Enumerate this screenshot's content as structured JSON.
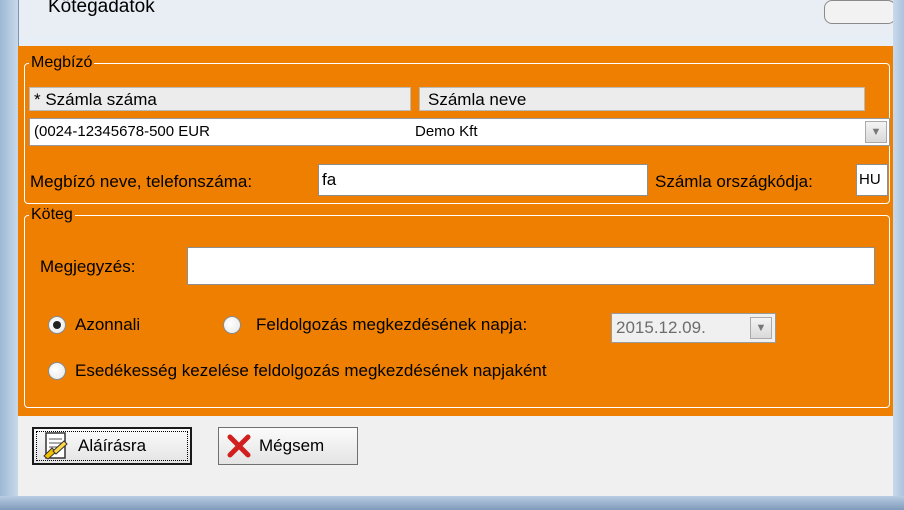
{
  "window": {
    "title": "Kötegadatok"
  },
  "megbizo": {
    "legend": "Megbízó",
    "col_account_number": "* Számla száma",
    "col_account_name": "Számla neve",
    "account_number": "(0024-12345678-500 EUR",
    "account_name": "Demo Kft",
    "client_label": "Megbízó neve, telefonszáma:",
    "client_value": "fa",
    "country_label": "Számla országkódja:",
    "country_value": "HU"
  },
  "koteg": {
    "legend": "Köteg",
    "note_label": "Megjegyzés:",
    "note_value": "",
    "radio_immediate": "Azonnali",
    "radio_processing_date": "Feldolgozás megkezdésének napja:",
    "date_value": "2015.12.09.",
    "radio_due_date": "Esedékesség kezelése feldolgozás megkezdésének napjaként",
    "selected": "Azonnali"
  },
  "buttons": {
    "sign_label": "Aláírásra",
    "cancel_label": "Mégsem"
  },
  "colors": {
    "panel": "#ef7f00",
    "cancel_x": "#d11f1f"
  }
}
────
Directive. Leave out every picture and copy the rest of the records exactly.

Response to this task.
Enumerate this screenshot's content as structured JSON.
{
  "window": {
    "title": "Kötegadatok"
  },
  "megbizo": {
    "legend": "Megbízó",
    "col_account_number": "* Számla száma",
    "col_account_name": "Számla neve",
    "account_number": "(0024-12345678-500 EUR",
    "account_name": "Demo Kft",
    "client_label": "Megbízó neve, telefonszáma:",
    "client_value": "fa",
    "country_label": "Számla országkódja:",
    "country_value": "HU"
  },
  "koteg": {
    "legend": "Köteg",
    "note_label": "Megjegyzés:",
    "note_value": "",
    "radio_immediate": "Azonnali",
    "radio_processing_date": "Feldolgozás megkezdésének napja:",
    "date_value": "2015.12.09.",
    "radio_due_date": "Esedékesség kezelése feldolgozás megkezdésének napjaként",
    "selected": "Azonnali"
  },
  "buttons": {
    "sign_label": "Aláírásra",
    "cancel_label": "Mégsem"
  },
  "colors": {
    "panel": "#ef7f00",
    "cancel_x": "#d11f1f"
  }
}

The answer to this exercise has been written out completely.